§ Task to carry out
Make an exact copy of the data below, leaving out every picture.

§ Material for this task
* * * * *

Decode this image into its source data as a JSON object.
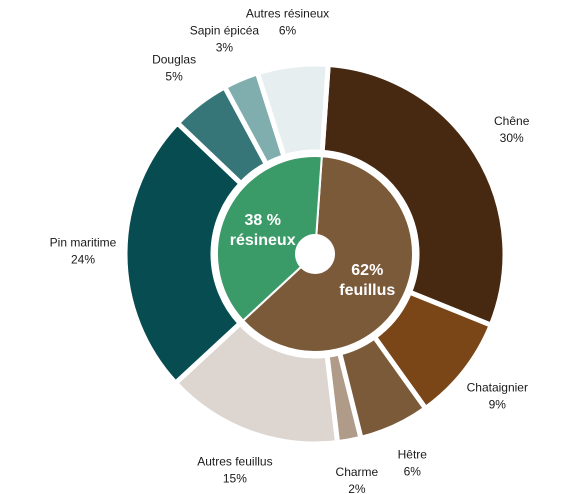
{
  "chart_data": {
    "type": "pie",
    "variant": "nested-donut",
    "title": "",
    "outer_ring": [
      {
        "label": "Chêne",
        "value": 30,
        "value_label": "30%",
        "color": "#472912"
      },
      {
        "label": "Chataignier",
        "value": 9,
        "value_label": "9%",
        "color": "#7A4517"
      },
      {
        "label": "Hêtre",
        "value": 6,
        "value_label": "6%",
        "color": "#7B5A3A"
      },
      {
        "label": "Charme",
        "value": 2,
        "value_label": "2%",
        "color": "#B09A88"
      },
      {
        "label": "Autres feuillus",
        "value": 15,
        "value_label": "15%",
        "color": "#DDD5CF"
      },
      {
        "label": "Pin maritime",
        "value": 24,
        "value_label": "24%",
        "color": "#064C50"
      },
      {
        "label": "Douglas",
        "value": 5,
        "value_label": "5%",
        "color": "#367678"
      },
      {
        "label": "Sapin épicéa",
        "value": 3,
        "value_label": "3%",
        "color": "#80ADAE"
      },
      {
        "label": "Autres résineux",
        "value": 6,
        "value_label": "6%",
        "color": "#E6EEEF"
      }
    ],
    "inner_ring": [
      {
        "line1": "62%",
        "line2": "feuillus",
        "value": 62,
        "color": "#7B5A3A"
      },
      {
        "line1": "38 %",
        "line2": "résineux",
        "value": 38,
        "color": "#3A9A68"
      }
    ]
  }
}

* * * * *

§ The reply
Decode this image into its source data as a JSON object.
{
  "chart_data": {
    "type": "pie",
    "variant": "nested-donut",
    "title": "",
    "outer_ring": [
      {
        "label": "Chêne",
        "value": 30,
        "value_label": "30%",
        "color": "#472912"
      },
      {
        "label": "Chataignier",
        "value": 9,
        "value_label": "9%",
        "color": "#7A4517"
      },
      {
        "label": "Hêtre",
        "value": 6,
        "value_label": "6%",
        "color": "#7B5A3A"
      },
      {
        "label": "Charme",
        "value": 2,
        "value_label": "2%",
        "color": "#B09A88"
      },
      {
        "label": "Autres feuillus",
        "value": 15,
        "value_label": "15%",
        "color": "#DDD5CF"
      },
      {
        "label": "Pin maritime",
        "value": 24,
        "value_label": "24%",
        "color": "#064C50"
      },
      {
        "label": "Douglas",
        "value": 5,
        "value_label": "5%",
        "color": "#367678"
      },
      {
        "label": "Sapin épicéa",
        "value": 3,
        "value_label": "3%",
        "color": "#80ADAE"
      },
      {
        "label": "Autres résineux",
        "value": 6,
        "value_label": "6%",
        "color": "#E6EEEF"
      }
    ],
    "inner_ring": [
      {
        "line1": "62%",
        "line2": "feuillus",
        "value": 62,
        "color": "#7B5A3A"
      },
      {
        "line1": "38 %",
        "line2": "résineux",
        "value": 38,
        "color": "#3A9A68"
      }
    ]
  }
}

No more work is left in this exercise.